[Excerpt from a dataset]
____________________
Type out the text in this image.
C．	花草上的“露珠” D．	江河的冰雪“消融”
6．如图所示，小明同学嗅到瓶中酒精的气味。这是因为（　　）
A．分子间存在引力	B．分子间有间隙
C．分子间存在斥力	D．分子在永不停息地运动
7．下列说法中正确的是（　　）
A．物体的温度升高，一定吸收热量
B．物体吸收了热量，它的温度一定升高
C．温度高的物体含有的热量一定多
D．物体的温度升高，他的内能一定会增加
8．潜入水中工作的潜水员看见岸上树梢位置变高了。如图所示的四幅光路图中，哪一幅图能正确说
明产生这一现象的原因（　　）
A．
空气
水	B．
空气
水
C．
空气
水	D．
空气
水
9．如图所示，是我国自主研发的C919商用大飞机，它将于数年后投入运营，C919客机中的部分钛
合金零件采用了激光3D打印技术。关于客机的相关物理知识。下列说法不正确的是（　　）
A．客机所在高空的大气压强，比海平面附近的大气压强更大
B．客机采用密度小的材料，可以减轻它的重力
____________________
■ **Stated goal**:
Every line of the data above should be reproduced word for word.

■ **Finished answer**:
Type out the text in this image.
C．	花草上的“露珠” D．	江河的冰雪“消融”
6．如图所示，小明同学嗅到瓶中酒精的气味。这是因为（　　）
A．分子间存在引力	B．分子间有间隙
C．分子间存在斥力	D．分子在永不停息地运动
7．下列说法中正确的是（　　）
A．物体的温度升高，一定吸收热量
B．物体吸收了热量，它的温度一定升高
C．温度高的物体含有的热量一定多
D．物体的温度升高，他的内能一定会增加
8．潜入水中工作的潜水员看见岸上树梢位置变高了。如图所示的四幅光路图中，哪一幅图能正确说
明产生这一现象的原因（　　）
A．
空气
水	B．
空气
水
C．
空气
水	D．
空气
水
9．如图所示，是我国自主研发的C919商用大飞机，它将于数年后投入运营，C919客机中的部分钛
合金零件采用了激光3D打印技术。关于客机的相关物理知识。下列说法不正确的是（　　）
A．客机所在高空的大气压强，比海平面附近的大气压强更大
B．客机采用密度小的材料，可以减轻它的重力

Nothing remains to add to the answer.